> **Aim**
All lines in which the word "JSON" occurs are to be extracted.

> **Available records**
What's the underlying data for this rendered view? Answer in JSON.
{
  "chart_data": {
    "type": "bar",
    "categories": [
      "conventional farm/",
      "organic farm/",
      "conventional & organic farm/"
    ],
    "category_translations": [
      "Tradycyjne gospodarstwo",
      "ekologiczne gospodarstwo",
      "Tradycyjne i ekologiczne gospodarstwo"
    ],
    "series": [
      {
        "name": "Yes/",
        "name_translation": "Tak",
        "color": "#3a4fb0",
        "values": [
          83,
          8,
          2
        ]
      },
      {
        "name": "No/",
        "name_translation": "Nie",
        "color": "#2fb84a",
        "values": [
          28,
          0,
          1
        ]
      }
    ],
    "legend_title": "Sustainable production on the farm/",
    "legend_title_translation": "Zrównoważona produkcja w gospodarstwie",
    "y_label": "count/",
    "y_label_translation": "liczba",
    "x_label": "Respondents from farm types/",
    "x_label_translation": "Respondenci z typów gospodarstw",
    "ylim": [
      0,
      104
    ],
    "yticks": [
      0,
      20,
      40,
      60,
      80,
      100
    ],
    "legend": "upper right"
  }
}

--

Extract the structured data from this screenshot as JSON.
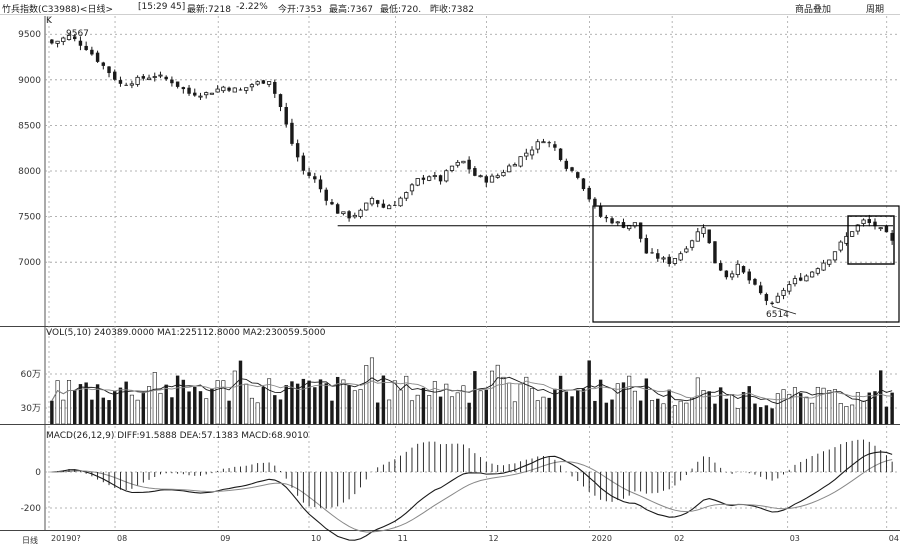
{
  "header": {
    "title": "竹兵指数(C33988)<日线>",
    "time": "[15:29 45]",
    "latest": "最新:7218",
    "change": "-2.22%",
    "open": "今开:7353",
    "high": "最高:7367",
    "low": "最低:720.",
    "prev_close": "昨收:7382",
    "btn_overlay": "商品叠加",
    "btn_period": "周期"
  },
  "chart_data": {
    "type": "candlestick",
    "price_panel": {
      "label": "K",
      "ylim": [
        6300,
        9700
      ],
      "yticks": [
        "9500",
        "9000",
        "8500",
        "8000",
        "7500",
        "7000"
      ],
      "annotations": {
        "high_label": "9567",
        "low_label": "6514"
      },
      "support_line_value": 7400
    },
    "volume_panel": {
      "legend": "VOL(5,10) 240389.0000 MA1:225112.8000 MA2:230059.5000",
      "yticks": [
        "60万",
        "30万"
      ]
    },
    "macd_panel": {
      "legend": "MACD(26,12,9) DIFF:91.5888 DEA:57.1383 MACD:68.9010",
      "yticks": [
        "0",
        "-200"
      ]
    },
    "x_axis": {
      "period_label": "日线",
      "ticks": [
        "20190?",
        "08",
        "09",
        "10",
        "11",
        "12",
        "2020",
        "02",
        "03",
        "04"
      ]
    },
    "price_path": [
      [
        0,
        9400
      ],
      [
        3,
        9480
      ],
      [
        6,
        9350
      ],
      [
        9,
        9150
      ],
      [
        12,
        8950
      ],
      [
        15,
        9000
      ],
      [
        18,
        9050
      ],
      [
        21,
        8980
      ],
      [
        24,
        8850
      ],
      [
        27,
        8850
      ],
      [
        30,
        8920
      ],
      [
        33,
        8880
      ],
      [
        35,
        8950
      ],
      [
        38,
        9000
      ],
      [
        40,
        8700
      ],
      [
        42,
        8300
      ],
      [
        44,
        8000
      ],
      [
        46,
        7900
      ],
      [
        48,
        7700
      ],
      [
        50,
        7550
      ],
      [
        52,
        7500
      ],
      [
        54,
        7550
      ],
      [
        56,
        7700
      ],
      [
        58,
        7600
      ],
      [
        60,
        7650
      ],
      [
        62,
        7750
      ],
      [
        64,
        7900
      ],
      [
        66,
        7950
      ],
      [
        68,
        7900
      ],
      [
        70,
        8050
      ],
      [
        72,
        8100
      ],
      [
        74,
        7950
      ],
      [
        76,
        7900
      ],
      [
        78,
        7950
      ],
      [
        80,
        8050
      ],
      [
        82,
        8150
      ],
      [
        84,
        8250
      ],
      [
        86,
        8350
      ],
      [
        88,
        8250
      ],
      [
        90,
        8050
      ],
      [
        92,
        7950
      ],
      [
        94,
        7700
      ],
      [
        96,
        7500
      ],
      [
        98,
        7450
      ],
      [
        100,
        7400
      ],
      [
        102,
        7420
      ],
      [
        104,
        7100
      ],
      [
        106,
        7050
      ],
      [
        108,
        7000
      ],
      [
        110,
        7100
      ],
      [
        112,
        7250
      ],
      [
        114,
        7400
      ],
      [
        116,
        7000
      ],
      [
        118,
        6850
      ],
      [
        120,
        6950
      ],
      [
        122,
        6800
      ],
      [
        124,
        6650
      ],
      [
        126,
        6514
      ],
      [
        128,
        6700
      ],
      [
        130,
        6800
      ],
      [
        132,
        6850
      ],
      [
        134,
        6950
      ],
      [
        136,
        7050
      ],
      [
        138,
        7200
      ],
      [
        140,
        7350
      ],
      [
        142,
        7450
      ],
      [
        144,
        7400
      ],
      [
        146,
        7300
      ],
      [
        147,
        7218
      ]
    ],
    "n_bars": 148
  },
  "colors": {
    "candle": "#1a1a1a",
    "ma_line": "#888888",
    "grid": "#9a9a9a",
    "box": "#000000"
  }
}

> **Task response**
What's the underlying data for this rendered view? Answer in JSON.
Extract the structured data from this screenshot as JSON.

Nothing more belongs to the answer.